*Stated exercise*.
Extract the complete listing and output it unchanged.

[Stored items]
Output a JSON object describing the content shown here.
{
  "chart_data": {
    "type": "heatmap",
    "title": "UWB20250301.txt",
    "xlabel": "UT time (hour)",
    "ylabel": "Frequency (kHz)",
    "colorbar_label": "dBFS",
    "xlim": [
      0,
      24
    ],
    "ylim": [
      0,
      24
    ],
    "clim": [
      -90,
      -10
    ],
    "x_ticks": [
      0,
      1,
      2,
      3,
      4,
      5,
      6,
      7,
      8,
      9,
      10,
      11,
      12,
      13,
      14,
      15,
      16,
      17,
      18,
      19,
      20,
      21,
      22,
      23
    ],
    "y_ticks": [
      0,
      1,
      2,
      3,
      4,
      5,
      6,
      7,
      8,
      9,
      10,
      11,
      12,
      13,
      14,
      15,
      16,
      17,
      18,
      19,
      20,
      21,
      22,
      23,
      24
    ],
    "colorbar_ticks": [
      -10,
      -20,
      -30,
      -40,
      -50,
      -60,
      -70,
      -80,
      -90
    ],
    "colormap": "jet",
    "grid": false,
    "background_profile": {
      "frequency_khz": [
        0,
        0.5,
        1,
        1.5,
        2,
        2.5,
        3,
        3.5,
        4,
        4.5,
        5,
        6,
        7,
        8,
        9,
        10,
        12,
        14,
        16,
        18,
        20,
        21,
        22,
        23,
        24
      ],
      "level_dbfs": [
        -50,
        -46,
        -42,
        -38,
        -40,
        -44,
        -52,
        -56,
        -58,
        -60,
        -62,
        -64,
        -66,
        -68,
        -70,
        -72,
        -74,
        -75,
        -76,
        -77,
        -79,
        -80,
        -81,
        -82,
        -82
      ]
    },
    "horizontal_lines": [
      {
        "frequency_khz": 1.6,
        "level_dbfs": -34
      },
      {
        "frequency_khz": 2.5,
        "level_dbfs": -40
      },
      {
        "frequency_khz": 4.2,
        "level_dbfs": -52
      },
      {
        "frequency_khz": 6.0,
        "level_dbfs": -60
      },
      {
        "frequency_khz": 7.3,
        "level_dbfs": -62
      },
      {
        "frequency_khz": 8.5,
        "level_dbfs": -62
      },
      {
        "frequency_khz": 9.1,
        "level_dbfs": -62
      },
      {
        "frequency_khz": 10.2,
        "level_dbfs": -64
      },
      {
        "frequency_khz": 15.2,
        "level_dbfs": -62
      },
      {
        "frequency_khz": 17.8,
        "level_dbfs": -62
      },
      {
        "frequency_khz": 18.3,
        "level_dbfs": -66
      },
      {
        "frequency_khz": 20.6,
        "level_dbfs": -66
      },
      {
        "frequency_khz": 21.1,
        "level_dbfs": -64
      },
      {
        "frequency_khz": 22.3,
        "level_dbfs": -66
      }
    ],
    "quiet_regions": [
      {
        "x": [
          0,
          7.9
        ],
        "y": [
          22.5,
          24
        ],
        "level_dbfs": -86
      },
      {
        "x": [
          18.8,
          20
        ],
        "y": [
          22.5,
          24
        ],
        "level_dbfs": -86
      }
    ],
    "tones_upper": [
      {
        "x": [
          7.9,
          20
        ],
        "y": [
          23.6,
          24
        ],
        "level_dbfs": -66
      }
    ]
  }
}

*Task answer*.
Output a JSON object describing the content shown here.
{
  "chart_data": {
    "type": "heatmap",
    "title": "UWB20250301.txt",
    "xlabel": "UT time (hour)",
    "ylabel": "Frequency (kHz)",
    "colorbar_label": "dBFS",
    "xlim": [
      0,
      24
    ],
    "ylim": [
      0,
      24
    ],
    "clim": [
      -90,
      -10
    ],
    "x_ticks": [
      0,
      1,
      2,
      3,
      4,
      5,
      6,
      7,
      8,
      9,
      10,
      11,
      12,
      13,
      14,
      15,
      16,
      17,
      18,
      19,
      20,
      21,
      22,
      23
    ],
    "y_ticks": [
      0,
      1,
      2,
      3,
      4,
      5,
      6,
      7,
      8,
      9,
      10,
      11,
      12,
      13,
      14,
      15,
      16,
      17,
      18,
      19,
      20,
      21,
      22,
      23,
      24
    ],
    "colorbar_ticks": [
      -10,
      -20,
      -30,
      -40,
      -50,
      -60,
      -70,
      -80,
      -90
    ],
    "colormap": "jet",
    "grid": false,
    "background_profile": {
      "frequency_khz": [
        0,
        0.5,
        1,
        1.5,
        2,
        2.5,
        3,
        3.5,
        4,
        4.5,
        5,
        6,
        7,
        8,
        9,
        10,
        12,
        14,
        16,
        18,
        20,
        21,
        22,
        23,
        24
      ],
      "level_dbfs": [
        -50,
        -46,
        -42,
        -38,
        -40,
        -44,
        -52,
        -56,
        -58,
        -60,
        -62,
        -64,
        -66,
        -68,
        -70,
        -72,
        -74,
        -75,
        -76,
        -77,
        -79,
        -80,
        -81,
        -82,
        -82
      ]
    },
    "horizontal_lines": [
      {
        "frequency_khz": 1.6,
        "level_dbfs": -34
      },
      {
        "frequency_khz": 2.5,
        "level_dbfs": -40
      },
      {
        "frequency_khz": 4.2,
        "level_dbfs": -52
      },
      {
        "frequency_khz": 6.0,
        "level_dbfs": -60
      },
      {
        "frequency_khz": 7.3,
        "level_dbfs": -62
      },
      {
        "frequency_khz": 8.5,
        "level_dbfs": -62
      },
      {
        "frequency_khz": 9.1,
        "level_dbfs": -62
      },
      {
        "frequency_khz": 10.2,
        "level_dbfs": -64
      },
      {
        "frequency_khz": 15.2,
        "level_dbfs": -62
      },
      {
        "frequency_khz": 17.8,
        "level_dbfs": -62
      },
      {
        "frequency_khz": 18.3,
        "level_dbfs": -66
      },
      {
        "frequency_khz": 20.6,
        "level_dbfs": -66
      },
      {
        "frequency_khz": 21.1,
        "level_dbfs": -64
      },
      {
        "frequency_khz": 22.3,
        "level_dbfs": -66
      }
    ],
    "quiet_regions": [
      {
        "x": [
          0,
          7.9
        ],
        "y": [
          22.5,
          24
        ],
        "level_dbfs": -86
      },
      {
        "x": [
          18.8,
          20
        ],
        "y": [
          22.5,
          24
        ],
        "level_dbfs": -86
      }
    ],
    "tones_upper": [
      {
        "x": [
          7.9,
          20
        ],
        "y": [
          23.6,
          24
        ],
        "level_dbfs": -66
      }
    ]
  }
}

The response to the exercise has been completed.